# [THE EXERCISE]
Leave out the pictures and repeat everything else in the records exactly.

# [EXCERPTED RECORDS]
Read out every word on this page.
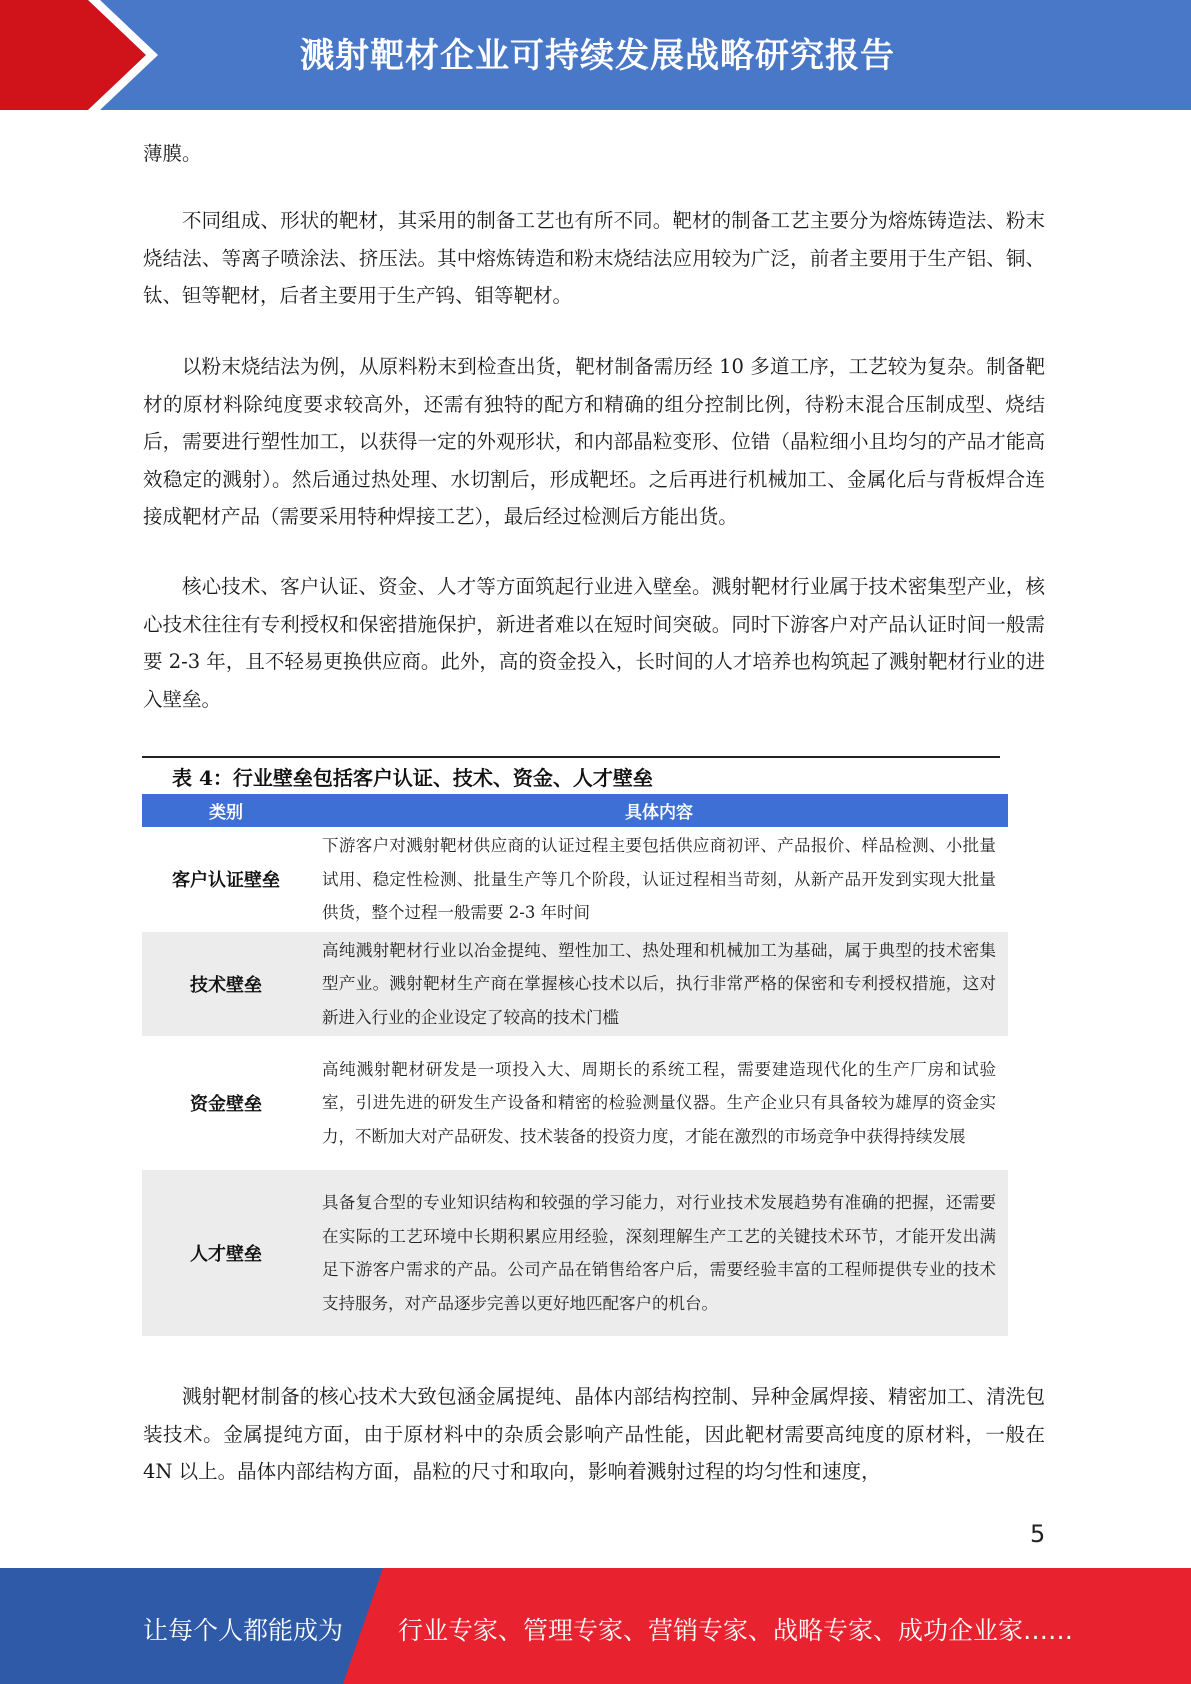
溅射靶材企业可持续发展战略研究报告

薄膜。

不同组成、形状的靶材，其采用的制备工艺也有所不同。靶材的制备工艺主要分为熔炼铸造法、粉末烧结法、等离子喷涂法、挤压法。其中熔炼铸造和粉末烧结法应用较为广泛，前者主要用于生产铝、铜、钛、钽等靶材，后者主要用于生产钨、钼等靶材。

以粉末烧结法为例，从原料粉末到检查出货，靶材制备需历经 10 多道工序，工艺较为复杂。制备靶材的原材料除纯度要求较高外，还需有独特的配方和精确的组分控制比例，待粉末混合压制成型、烧结后，需要进行塑性加工，以获得一定的外观形状，和内部晶粒变形、位错（晶粒细小且均匀的产品才能高效稳定的溅射）。然后通过热处理、水切割后，形成靶坯。之后再进行机械加工、金属化后与背板焊合连接成靶材产品（需要采用特种焊接工艺），最后经过检测后方能出货。

核心技术、客户认证、资金、人才等方面筑起行业进入壁垒。溅射靶材行业属于技术密集型产业，核心技术往往有专利授权和保密措施保护，新进者难以在短时间突破。同时下游客户对产品认证时间一般需要 2-3 年，且不轻易更换供应商。此外，高的资金投入，长时间的人才培养也构筑起了溅射靶材行业的进入壁垒。

表 4：行业壁垒包括客户认证、技术、资金、人才壁垒
类别	具体内容
客户认证壁垒	下游客户对溅射靶材供应商的认证过程主要包括供应商初评、产品报价、样品检测、小批量试用、稳定性检测、批量生产等几个阶段，认证过程相当苛刻，从新产品开发到实现大批量供货，整个过程一般需要 2-3 年时间
技术壁垒	高纯溅射靶材行业以冶金提纯、塑性加工、热处理和机械加工为基础，属于典型的技术密集型产业。溅射靶材生产商在掌握核心技术以后，执行非常严格的保密和专利授权措施，这对新进入行业的企业设定了较高的技术门槛
资金壁垒	高纯溅射靶材研发是一项投入大、周期长的系统工程，需要建造现代化的生产厂房和试验室，引进先进的研发生产设备和精密的检验测量仪器。生产企业只有具备较为雄厚的资金实力，不断加大对产品研发、技术装备的投资力度，才能在激烈的市场竞争中获得持续发展
人才壁垒	具备复合型的专业知识结构和较强的学习能力，对行业技术发展趋势有准确的把握，还需要在实际的工艺环境中长期积累应用经验，深刻理解生产工艺的关键技术环节，才能开发出满足下游客户需求的产品。公司产品在销售给客户后，需要经验丰富的工程师提供专业的技术支持服务，对产品逐步完善以更好地匹配客户的机台。

溅射靶材制备的核心技术大致包涵金属提纯、晶体内部结构控制、异种金属焊接、精密加工、清洗包装技术。金属提纯方面，由于原材料中的杂质会影响产品性能，因此靶材需要高纯度的原材料，一般在 4N 以上。晶体内部结构方面，晶粒的尺寸和取向，影响着溅射过程的均匀性和速度，

5
让每个人都能成为 行业专家、管理专家、营销专家、战略专家、成功企业家……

# [PROBLEM SOLUTION]
Read out every word on this page.
溅射靶材企业可持续发展战略研究报告

薄膜。

不同组成、形状的靶材，其采用的制备工艺也有所不同。靶材的制备工艺主要分为熔炼铸造法、粉末烧结法、等离子喷涂法、挤压法。其中熔炼铸造和粉末烧结法应用较为广泛，前者主要用于生产铝、铜、钛、钽等靶材，后者主要用于生产钨、钼等靶材。

以粉末烧结法为例，从原料粉末到检查出货，靶材制备需历经 10 多道工序，工艺较为复杂。制备靶材的原材料除纯度要求较高外，还需有独特的配方和精确的组分控制比例，待粉末混合压制成型、烧结后，需要进行塑性加工，以获得一定的外观形状，和内部晶粒变形、位错（晶粒细小且均匀的产品才能高效稳定的溅射）。然后通过热处理、水切割后，形成靶坯。之后再进行机械加工、金属化后与背板焊合连接成靶材产品（需要采用特种焊接工艺），最后经过检测后方能出货。

核心技术、客户认证、资金、人才等方面筑起行业进入壁垒。溅射靶材行业属于技术密集型产业，核心技术往往有专利授权和保密措施保护，新进者难以在短时间突破。同时下游客户对产品认证时间一般需要 2-3 年，且不轻易更换供应商。此外，高的资金投入，长时间的人才培养也构筑起了溅射靶材行业的进入壁垒。

表 4：行业壁垒包括客户认证、技术、资金、人才壁垒
类别	具体内容
客户认证壁垒	下游客户对溅射靶材供应商的认证过程主要包括供应商初评、产品报价、样品检测、小批量试用、稳定性检测、批量生产等几个阶段，认证过程相当苛刻，从新产品开发到实现大批量供货，整个过程一般需要 2-3 年时间
技术壁垒	高纯溅射靶材行业以冶金提纯、塑性加工、热处理和机械加工为基础，属于典型的技术密集型产业。溅射靶材生产商在掌握核心技术以后，执行非常严格的保密和专利授权措施，这对新进入行业的企业设定了较高的技术门槛
资金壁垒	高纯溅射靶材研发是一项投入大、周期长的系统工程，需要建造现代化的生产厂房和试验室，引进先进的研发生产设备和精密的检验测量仪器。生产企业只有具备较为雄厚的资金实力，不断加大对产品研发、技术装备的投资力度，才能在激烈的市场竞争中获得持续发展
人才壁垒	具备复合型的专业知识结构和较强的学习能力，对行业技术发展趋势有准确的把握，还需要在实际的工艺环境中长期积累应用经验，深刻理解生产工艺的关键技术环节，才能开发出满足下游客户需求的产品。公司产品在销售给客户后，需要经验丰富的工程师提供专业的技术支持服务，对产品逐步完善以更好地匹配客户的机台。

溅射靶材制备的核心技术大致包涵金属提纯、晶体内部结构控制、异种金属焊接、精密加工、清洗包装技术。金属提纯方面，由于原材料中的杂质会影响产品性能，因此靶材需要高纯度的原材料，一般在 4N 以上。晶体内部结构方面，晶粒的尺寸和取向，影响着溅射过程的均匀性和速度，

5
让每个人都能成为 行业专家、管理专家、营销专家、战略专家、成功企业家……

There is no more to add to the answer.